=== Source records ===
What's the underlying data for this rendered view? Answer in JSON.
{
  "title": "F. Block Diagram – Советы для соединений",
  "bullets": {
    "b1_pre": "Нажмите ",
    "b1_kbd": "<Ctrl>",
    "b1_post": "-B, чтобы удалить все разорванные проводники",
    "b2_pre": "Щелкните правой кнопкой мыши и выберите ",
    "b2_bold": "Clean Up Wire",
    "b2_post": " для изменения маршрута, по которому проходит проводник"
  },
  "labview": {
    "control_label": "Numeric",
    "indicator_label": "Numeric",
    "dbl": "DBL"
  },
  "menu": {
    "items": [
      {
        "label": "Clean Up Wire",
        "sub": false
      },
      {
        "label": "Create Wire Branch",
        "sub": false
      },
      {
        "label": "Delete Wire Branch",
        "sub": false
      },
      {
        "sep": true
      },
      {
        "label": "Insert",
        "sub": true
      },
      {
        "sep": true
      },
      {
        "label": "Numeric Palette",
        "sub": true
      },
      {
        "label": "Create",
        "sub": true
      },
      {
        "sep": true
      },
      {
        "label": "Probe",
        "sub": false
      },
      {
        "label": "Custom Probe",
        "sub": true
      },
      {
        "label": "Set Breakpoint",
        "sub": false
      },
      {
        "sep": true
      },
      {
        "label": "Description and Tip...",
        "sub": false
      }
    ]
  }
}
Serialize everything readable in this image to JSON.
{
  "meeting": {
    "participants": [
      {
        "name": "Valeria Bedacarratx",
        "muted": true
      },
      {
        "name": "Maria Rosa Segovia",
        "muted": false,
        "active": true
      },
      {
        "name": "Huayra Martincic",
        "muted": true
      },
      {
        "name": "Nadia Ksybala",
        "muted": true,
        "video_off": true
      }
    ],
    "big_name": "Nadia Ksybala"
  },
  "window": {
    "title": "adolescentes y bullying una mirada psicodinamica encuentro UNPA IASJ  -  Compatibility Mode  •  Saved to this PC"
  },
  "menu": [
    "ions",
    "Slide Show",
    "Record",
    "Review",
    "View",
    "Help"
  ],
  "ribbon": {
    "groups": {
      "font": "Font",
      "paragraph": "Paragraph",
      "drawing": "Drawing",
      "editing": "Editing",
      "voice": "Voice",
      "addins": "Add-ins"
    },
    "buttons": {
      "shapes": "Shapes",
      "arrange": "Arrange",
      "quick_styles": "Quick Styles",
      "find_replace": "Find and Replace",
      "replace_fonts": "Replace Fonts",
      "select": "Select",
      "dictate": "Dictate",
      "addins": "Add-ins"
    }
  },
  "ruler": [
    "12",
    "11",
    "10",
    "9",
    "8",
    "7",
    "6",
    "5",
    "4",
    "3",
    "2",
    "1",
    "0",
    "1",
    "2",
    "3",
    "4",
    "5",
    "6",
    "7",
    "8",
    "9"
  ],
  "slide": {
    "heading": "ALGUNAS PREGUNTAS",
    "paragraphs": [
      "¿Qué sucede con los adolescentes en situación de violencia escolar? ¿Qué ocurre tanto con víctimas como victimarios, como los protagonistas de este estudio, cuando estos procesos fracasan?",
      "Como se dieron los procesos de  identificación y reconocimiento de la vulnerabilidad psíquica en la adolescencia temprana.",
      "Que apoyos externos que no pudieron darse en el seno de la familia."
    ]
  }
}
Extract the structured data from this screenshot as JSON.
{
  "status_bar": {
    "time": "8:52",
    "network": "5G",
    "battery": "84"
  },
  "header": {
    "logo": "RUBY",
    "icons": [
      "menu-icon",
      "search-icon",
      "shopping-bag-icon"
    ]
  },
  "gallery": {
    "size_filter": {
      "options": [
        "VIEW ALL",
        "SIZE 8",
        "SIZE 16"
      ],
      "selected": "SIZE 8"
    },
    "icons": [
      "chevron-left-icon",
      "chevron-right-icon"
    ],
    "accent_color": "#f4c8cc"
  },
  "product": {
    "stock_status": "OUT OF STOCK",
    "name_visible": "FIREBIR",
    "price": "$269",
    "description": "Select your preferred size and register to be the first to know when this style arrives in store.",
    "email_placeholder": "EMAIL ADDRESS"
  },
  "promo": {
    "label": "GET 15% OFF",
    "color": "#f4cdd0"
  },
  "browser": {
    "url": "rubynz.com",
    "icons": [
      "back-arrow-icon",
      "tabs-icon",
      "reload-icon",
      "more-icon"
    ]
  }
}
===
◆ What is being asked: Reply with nothing except the number of lines in the listing above that include "Replace".

◆ Correct response: 2